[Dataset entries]
>>>
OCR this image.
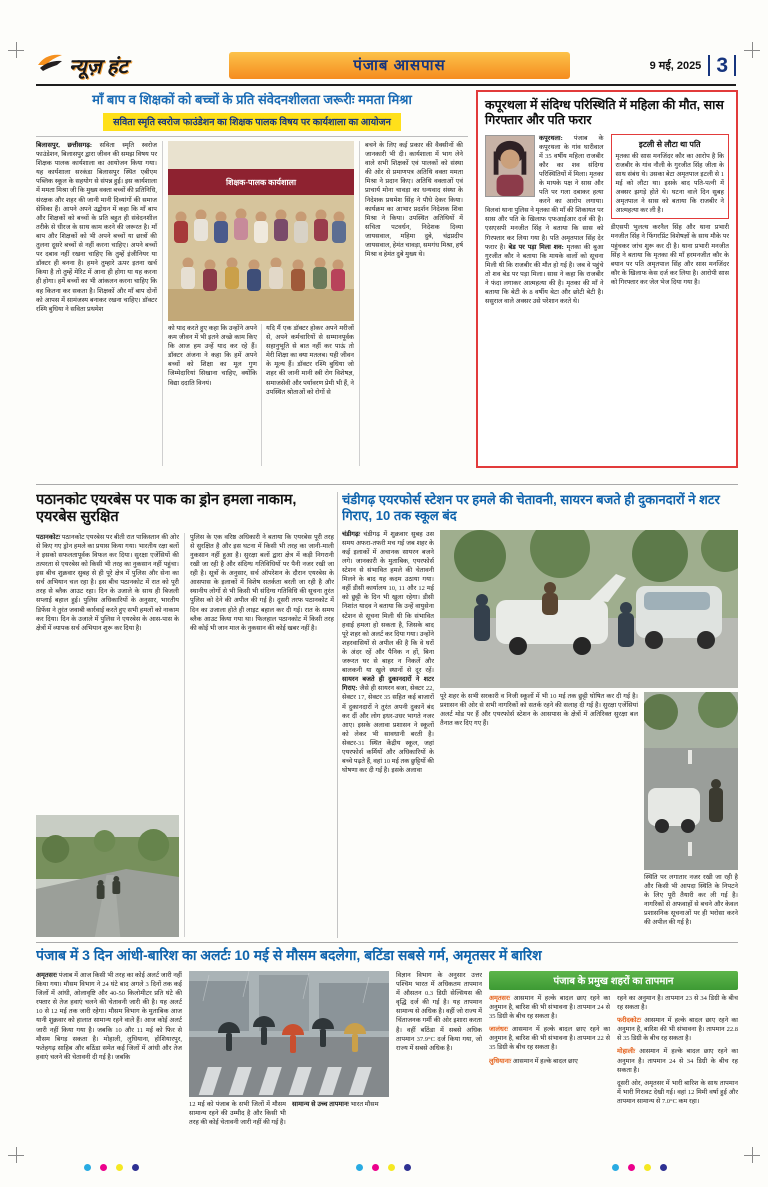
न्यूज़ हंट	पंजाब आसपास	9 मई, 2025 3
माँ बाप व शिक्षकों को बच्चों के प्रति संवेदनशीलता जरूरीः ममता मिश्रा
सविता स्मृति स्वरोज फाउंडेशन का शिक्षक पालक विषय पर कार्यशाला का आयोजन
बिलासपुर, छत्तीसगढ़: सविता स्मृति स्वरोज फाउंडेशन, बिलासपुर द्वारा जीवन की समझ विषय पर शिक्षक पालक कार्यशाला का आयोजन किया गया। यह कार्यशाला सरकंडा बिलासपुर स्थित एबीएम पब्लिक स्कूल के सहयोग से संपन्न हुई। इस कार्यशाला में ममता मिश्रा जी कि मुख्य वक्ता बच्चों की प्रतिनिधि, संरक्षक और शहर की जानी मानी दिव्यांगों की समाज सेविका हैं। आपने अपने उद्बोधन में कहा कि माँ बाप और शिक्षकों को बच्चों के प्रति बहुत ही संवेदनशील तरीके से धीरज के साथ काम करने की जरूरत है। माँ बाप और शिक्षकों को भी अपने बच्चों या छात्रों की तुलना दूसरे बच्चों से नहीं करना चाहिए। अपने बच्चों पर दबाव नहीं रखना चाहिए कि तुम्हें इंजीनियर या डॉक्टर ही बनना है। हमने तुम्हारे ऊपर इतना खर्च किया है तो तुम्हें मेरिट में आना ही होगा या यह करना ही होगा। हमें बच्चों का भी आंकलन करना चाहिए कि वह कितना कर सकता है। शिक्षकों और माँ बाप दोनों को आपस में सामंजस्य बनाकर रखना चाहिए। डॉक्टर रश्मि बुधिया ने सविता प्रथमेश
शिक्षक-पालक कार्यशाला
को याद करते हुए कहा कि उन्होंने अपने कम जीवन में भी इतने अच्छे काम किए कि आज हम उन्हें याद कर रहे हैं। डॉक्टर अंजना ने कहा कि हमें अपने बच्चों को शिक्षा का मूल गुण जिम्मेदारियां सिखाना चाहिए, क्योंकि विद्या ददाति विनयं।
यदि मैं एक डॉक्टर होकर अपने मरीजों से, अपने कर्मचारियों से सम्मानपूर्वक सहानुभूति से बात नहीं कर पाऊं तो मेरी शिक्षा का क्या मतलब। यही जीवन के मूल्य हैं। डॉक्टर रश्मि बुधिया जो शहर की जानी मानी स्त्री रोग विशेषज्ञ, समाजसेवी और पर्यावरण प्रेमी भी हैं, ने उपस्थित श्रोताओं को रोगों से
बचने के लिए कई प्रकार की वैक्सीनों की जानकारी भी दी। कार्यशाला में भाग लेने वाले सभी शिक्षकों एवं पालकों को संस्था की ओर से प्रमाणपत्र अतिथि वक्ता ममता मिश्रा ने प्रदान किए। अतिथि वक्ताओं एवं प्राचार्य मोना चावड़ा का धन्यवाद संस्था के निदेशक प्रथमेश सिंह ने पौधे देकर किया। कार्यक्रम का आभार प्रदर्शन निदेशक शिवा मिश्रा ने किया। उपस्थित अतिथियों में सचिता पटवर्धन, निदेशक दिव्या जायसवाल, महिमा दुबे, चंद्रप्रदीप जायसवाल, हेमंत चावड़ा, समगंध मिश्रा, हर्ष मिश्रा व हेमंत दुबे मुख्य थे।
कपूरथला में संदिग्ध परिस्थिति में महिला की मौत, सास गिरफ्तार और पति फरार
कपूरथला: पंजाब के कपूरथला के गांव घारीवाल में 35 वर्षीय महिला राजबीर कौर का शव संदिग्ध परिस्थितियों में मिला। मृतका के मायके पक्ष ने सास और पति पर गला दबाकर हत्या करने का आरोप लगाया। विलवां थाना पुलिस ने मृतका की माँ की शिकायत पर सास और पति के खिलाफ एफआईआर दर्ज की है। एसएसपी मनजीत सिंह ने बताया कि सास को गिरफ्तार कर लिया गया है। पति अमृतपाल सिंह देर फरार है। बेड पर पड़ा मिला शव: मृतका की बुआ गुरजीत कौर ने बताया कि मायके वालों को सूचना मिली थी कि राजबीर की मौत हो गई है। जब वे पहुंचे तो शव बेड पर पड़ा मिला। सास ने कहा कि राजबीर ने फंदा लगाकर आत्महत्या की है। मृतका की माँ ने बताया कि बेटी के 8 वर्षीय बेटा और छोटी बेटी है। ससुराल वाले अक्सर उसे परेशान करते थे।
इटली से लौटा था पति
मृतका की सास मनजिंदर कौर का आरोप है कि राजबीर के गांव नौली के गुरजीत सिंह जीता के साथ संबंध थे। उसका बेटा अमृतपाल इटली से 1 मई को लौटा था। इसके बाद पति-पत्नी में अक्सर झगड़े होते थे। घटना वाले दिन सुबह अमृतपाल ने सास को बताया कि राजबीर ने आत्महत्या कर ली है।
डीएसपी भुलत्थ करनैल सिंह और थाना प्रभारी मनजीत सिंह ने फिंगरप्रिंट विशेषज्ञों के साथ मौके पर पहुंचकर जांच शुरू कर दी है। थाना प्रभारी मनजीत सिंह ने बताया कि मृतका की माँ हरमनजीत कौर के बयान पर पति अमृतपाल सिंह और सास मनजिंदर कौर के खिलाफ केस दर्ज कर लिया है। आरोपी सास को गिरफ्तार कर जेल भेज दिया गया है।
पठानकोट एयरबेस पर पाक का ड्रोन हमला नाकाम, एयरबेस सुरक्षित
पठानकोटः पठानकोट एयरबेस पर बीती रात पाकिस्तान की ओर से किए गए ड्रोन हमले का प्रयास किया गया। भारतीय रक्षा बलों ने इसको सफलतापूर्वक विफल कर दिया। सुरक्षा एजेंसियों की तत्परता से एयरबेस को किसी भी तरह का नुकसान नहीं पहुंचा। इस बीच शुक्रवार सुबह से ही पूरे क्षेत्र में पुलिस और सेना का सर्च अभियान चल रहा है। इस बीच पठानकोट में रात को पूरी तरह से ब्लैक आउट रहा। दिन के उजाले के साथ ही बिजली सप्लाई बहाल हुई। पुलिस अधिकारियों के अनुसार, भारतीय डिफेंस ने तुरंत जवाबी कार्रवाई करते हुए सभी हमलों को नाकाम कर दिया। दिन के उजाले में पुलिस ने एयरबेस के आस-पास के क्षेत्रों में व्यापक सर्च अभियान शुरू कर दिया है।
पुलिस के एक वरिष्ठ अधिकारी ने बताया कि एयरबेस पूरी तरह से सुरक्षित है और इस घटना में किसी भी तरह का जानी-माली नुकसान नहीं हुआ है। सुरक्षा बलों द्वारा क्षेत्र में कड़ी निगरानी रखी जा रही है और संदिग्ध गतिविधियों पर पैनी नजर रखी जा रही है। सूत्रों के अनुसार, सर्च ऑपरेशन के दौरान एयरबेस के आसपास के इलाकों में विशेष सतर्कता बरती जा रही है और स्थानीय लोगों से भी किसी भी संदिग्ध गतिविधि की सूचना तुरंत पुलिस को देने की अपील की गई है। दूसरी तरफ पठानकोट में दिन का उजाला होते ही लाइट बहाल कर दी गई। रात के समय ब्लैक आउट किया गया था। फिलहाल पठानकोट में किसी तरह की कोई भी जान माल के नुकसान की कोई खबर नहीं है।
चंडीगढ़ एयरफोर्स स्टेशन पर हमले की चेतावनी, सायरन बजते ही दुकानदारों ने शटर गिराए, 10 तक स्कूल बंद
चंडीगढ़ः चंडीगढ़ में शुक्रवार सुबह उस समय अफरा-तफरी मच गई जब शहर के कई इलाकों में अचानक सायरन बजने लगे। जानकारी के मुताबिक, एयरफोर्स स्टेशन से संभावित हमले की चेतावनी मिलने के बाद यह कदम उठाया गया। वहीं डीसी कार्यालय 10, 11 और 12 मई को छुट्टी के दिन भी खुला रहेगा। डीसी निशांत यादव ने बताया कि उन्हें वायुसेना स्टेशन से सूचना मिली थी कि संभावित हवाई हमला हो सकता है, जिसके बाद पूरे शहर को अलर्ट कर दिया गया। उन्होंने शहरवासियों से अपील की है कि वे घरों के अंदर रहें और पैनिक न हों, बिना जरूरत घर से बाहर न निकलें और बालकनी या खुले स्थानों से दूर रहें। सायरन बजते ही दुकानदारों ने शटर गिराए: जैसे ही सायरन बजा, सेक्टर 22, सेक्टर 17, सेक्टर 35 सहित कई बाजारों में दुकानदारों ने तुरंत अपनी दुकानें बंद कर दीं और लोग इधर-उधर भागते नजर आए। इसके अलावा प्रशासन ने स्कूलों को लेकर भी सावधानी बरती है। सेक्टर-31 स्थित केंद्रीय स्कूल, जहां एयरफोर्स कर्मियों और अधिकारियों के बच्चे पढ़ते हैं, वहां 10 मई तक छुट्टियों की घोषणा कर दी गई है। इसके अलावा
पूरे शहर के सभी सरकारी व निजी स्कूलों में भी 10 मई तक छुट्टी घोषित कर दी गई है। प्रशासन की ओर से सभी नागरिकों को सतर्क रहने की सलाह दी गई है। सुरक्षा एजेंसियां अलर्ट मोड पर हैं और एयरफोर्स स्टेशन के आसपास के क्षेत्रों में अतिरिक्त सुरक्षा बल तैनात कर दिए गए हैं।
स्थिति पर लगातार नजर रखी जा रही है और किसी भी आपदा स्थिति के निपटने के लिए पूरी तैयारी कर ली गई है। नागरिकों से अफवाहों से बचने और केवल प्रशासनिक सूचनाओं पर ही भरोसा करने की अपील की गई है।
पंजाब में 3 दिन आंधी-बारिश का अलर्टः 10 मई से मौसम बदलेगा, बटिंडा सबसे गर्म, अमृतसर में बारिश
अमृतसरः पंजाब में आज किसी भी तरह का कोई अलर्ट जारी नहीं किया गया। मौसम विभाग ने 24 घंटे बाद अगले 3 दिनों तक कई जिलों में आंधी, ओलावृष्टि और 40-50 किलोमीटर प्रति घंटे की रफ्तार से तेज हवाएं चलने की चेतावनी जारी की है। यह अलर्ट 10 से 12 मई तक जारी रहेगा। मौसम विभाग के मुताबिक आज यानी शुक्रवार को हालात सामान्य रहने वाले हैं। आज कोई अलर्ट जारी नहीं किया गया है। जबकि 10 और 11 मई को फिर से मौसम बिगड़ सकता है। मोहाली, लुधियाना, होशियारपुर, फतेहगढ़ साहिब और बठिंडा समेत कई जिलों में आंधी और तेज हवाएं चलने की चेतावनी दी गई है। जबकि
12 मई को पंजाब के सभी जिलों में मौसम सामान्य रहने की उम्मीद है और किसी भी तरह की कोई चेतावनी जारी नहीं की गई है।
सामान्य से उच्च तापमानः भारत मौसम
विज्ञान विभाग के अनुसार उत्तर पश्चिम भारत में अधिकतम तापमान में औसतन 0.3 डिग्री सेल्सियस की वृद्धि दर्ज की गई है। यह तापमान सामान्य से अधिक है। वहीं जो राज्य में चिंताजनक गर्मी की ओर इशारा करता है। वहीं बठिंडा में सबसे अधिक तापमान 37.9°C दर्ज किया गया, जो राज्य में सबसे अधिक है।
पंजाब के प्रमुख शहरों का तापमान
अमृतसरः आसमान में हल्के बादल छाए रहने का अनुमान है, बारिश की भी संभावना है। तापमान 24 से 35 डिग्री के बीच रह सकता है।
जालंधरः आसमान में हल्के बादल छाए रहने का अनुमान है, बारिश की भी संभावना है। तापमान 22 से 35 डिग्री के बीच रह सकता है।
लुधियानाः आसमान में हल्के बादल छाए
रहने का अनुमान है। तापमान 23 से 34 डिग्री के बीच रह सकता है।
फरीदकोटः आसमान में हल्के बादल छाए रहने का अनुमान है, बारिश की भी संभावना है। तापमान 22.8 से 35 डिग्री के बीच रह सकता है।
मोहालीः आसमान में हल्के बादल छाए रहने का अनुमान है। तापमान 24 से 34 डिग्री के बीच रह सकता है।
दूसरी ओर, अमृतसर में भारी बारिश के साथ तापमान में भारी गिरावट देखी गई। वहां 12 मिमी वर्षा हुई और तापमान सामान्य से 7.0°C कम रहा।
<<<
>>>
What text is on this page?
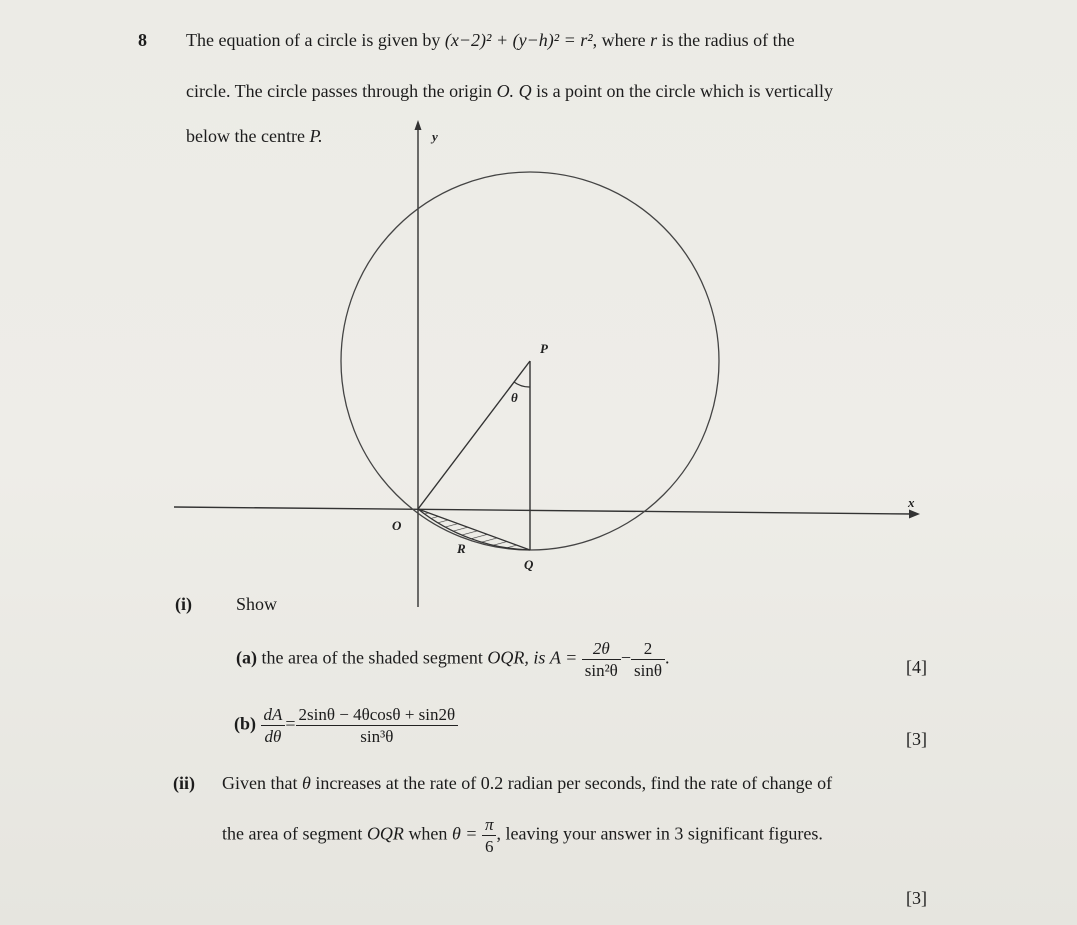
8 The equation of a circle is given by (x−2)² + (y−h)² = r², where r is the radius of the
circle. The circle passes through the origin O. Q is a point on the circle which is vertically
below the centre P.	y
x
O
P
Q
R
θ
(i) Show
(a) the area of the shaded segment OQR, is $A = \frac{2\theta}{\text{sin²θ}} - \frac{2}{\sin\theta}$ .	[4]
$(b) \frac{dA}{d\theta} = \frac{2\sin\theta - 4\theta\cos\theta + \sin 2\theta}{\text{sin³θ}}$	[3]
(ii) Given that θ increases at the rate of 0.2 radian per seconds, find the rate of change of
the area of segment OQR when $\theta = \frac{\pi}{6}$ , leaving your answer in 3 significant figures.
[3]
<<<
>>>
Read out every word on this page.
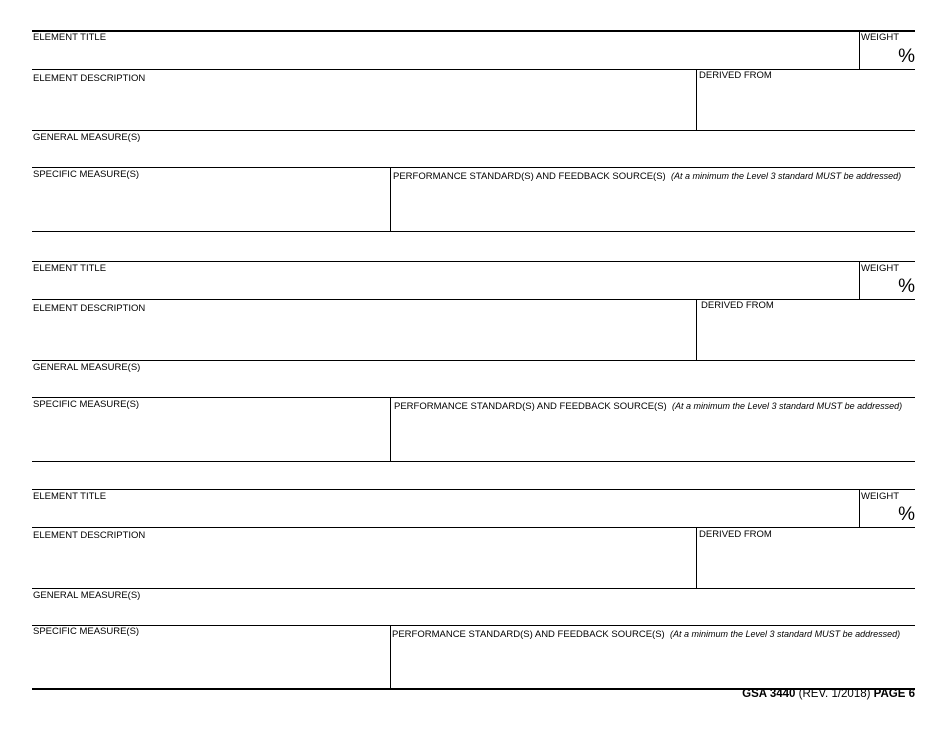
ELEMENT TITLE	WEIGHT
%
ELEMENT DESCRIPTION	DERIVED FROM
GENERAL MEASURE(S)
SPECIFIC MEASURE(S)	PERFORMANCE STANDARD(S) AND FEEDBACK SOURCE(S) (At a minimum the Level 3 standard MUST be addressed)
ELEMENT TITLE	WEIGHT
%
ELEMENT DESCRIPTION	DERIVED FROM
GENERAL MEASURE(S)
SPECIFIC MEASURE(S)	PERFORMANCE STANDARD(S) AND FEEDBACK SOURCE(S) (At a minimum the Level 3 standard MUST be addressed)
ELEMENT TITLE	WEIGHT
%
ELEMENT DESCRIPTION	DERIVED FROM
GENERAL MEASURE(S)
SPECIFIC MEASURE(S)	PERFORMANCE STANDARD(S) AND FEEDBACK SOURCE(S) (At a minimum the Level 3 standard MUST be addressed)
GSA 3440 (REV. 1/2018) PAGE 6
<<<
Copy all the lines above that hold the string "एयरफ".

चंडीगढ़ एयरफोर्स स्टेशन पर हमले की चेतावनी, सायरन बजते ही दुकानदारों ने शटर गिराए, 10 तक स्कूल बंद
चंडीगढ़ः चंडीगढ़ में शुक्रवार सुबह उस समय अफरा-तफरी मच गई जब शहर के कई इलाकों में अचानक सायरन बजने लगे। जानकारी के मुताबिक, एयरफोर्स स्टेशन से संभावित हमले की चेतावनी मिलने के बाद यह कदम उठाया गया। वहीं डीसी कार्यालय 10, 11 और 12 मई को छुट्टी के दिन भी खुला रहेगा। डीसी निशांत यादव ने बताया कि उन्हें वायुसेना स्टेशन से सूचना मिली थी कि संभावित हवाई हमला हो सकता है, जिसके बाद पूरे शहर को अलर्ट कर दिया गया। उन्होंने शहरवासियों से अपील की है कि वे घरों के अंदर रहें और पैनिक न हों, बिना जरूरत घर से बाहर न निकलें और बालकनी या खुले स्थानों से दूर रहें। सायरन बजते ही दुकानदारों ने शटर गिराए: जैसे ही सायरन बजा, सेक्टर 22, सेक्टर 17, सेक्टर 35 सहित कई बाजारों में दुकानदारों ने तुरंत अपनी दुकानें बंद कर दीं और लोग इधर-उधर भागते नजर आए। इसके अलावा प्रशासन ने स्कूलों को लेकर भी सावधानी बरती है। सेक्टर-31 स्थित केंद्रीय स्कूल, जहां एयरफोर्स कर्मियों और अधिकारियों के बच्चे पढ़ते हैं, वहां 10 मई तक छुट्टियों की घोषणा कर दी गई है। इसके अलावा
पूरे शहर के सभी सरकारी व निजी स्कूलों में भी 10 मई तक छुट्टी घोषित कर दी गई है। प्रशासन की ओर से सभी नागरिकों को सतर्क रहने की सलाह दी गई है। सुरक्षा एजेंसियां अलर्ट मोड पर हैं और एयरफोर्स स्टेशन के आसपास के क्षेत्रों में अतिरिक्त सुरक्षा बल तैनात कर दिए गए हैं।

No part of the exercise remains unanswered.